* Begin Given records *
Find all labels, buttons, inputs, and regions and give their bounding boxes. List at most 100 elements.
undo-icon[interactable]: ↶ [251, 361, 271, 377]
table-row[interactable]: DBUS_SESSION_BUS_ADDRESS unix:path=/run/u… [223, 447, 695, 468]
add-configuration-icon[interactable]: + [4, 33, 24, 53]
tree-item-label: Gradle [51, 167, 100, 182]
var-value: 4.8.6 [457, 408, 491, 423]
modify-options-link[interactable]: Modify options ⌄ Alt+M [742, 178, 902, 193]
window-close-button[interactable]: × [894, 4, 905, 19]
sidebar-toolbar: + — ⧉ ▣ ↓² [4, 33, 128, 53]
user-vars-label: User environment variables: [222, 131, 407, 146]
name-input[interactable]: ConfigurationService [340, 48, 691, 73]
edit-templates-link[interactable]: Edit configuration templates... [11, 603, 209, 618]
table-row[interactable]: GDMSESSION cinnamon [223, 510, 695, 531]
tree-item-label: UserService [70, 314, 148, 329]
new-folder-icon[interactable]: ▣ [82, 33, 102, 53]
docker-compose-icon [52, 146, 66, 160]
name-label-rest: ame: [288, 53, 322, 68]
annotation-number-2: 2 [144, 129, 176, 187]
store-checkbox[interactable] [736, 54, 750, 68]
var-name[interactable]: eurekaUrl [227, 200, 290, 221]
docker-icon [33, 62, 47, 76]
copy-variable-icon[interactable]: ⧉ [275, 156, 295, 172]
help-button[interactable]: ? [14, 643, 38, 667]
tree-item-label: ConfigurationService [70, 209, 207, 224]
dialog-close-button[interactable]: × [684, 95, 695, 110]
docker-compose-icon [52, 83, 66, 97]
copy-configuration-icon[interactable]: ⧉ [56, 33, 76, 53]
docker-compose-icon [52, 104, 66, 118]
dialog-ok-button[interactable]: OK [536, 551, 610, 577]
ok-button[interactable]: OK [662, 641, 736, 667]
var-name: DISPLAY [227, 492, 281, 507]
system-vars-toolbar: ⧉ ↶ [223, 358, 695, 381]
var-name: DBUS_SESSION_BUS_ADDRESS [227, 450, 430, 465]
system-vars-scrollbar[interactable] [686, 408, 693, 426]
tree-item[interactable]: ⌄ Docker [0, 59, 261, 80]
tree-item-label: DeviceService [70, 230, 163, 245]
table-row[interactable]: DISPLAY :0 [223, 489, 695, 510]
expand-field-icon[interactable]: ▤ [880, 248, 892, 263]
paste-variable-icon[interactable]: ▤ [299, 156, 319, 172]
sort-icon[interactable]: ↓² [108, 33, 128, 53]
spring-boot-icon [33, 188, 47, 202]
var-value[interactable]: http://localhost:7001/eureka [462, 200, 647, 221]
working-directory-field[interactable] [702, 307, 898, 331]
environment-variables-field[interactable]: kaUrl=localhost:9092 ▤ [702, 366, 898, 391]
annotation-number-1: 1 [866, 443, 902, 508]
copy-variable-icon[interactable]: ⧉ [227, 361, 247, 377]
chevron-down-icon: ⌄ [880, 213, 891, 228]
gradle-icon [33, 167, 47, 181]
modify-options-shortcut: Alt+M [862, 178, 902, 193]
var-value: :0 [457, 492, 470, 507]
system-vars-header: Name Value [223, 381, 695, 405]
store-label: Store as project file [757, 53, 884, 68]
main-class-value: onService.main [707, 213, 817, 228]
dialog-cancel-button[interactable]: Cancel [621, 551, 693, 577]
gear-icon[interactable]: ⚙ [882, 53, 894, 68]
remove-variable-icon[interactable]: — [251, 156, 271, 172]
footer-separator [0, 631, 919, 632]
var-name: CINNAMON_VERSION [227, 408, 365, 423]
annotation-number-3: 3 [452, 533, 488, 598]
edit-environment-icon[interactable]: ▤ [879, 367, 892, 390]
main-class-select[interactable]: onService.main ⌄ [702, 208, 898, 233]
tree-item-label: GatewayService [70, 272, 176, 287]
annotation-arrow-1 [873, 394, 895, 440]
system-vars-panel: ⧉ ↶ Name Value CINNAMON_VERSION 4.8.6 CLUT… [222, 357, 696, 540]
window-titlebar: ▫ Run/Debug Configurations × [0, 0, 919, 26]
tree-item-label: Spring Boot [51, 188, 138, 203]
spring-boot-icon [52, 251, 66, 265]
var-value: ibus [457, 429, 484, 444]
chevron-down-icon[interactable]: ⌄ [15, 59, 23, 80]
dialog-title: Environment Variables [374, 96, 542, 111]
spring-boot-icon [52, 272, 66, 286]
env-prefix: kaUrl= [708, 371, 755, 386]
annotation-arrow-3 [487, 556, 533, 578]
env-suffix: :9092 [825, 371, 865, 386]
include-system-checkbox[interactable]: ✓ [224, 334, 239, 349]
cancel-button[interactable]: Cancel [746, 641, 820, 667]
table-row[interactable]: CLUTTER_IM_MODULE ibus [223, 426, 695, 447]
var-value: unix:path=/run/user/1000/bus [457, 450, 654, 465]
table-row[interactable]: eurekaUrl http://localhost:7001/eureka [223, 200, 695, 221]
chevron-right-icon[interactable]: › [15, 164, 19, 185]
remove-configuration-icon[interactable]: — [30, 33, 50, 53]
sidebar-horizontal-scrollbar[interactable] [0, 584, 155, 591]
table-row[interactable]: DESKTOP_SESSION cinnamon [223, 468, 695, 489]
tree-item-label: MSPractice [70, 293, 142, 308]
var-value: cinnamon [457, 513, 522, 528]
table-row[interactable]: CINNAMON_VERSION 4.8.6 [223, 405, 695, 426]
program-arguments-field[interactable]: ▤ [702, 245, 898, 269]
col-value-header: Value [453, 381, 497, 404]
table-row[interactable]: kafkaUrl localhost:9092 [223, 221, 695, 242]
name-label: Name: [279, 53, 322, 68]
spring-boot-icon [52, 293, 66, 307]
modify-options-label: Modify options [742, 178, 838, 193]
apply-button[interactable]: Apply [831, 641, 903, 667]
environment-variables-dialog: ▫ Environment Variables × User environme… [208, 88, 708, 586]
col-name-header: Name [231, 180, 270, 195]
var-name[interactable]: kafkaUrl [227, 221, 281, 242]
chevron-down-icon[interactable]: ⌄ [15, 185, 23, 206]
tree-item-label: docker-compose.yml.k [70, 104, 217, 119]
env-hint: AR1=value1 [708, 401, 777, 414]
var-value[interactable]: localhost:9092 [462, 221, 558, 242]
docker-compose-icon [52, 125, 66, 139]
* End Given records *
Exercise goal -> Please copy out, word for word, the part of the material above that opens with its first line and closes with the line containing "tree-item[interactable]: ⌄ Docker", both of those lines included.

Correct output ->
Find all labels, buttons, inputs, and regions and give their bounding boxes. List at most 100 elements.
undo-icon[interactable]: ↶ [251, 361, 271, 377]
table-row[interactable]: DBUS_SESSION_BUS_ADDRESS unix:path=/run/u… [223, 447, 695, 468]
add-configuration-icon[interactable]: + [4, 33, 24, 53]
tree-item-label: Gradle [51, 167, 100, 182]
var-value: 4.8.6 [457, 408, 491, 423]
modify-options-link[interactable]: Modify options ⌄ Alt+M [742, 178, 902, 193]
window-close-button[interactable]: × [894, 4, 905, 19]
sidebar-toolbar: + — ⧉ ▣ ↓² [4, 33, 128, 53]
user-vars-label: User environment variables: [222, 131, 407, 146]
name-input[interactable]: ConfigurationService [340, 48, 691, 73]
edit-templates-link[interactable]: Edit configuration templates... [11, 603, 209, 618]
table-row[interactable]: GDMSESSION cinnamon [223, 510, 695, 531]
tree-item-label: UserService [70, 314, 148, 329]
new-folder-icon[interactable]: ▣ [82, 33, 102, 53]
docker-compose-icon [52, 146, 66, 160]
name-label-rest: ame: [288, 53, 322, 68]
annotation-number-2: 2 [144, 129, 176, 187]
store-checkbox[interactable] [736, 54, 750, 68]
var-name[interactable]: eurekaUrl [227, 200, 290, 221]
docker-icon [33, 62, 47, 76]
copy-variable-icon[interactable]: ⧉ [275, 156, 295, 172]
help-button[interactable]: ? [14, 643, 38, 667]
tree-item-label: ConfigurationService [70, 209, 207, 224]
dialog-close-button[interactable]: × [684, 95, 695, 110]
docker-compose-icon [52, 83, 66, 97]
copy-configuration-icon[interactable]: ⧉ [56, 33, 76, 53]
docker-compose-icon [52, 104, 66, 118]
dialog-ok-button[interactable]: OK [536, 551, 610, 577]
ok-button[interactable]: OK [662, 641, 736, 667]
var-name: DISPLAY [227, 492, 281, 507]
system-vars-toolbar: ⧉ ↶ [223, 358, 695, 381]
var-name: DBUS_SESSION_BUS_ADDRESS [227, 450, 430, 465]
system-vars-scrollbar[interactable] [686, 408, 693, 426]
tree-item[interactable]: ⌄ Docker [0, 59, 261, 80]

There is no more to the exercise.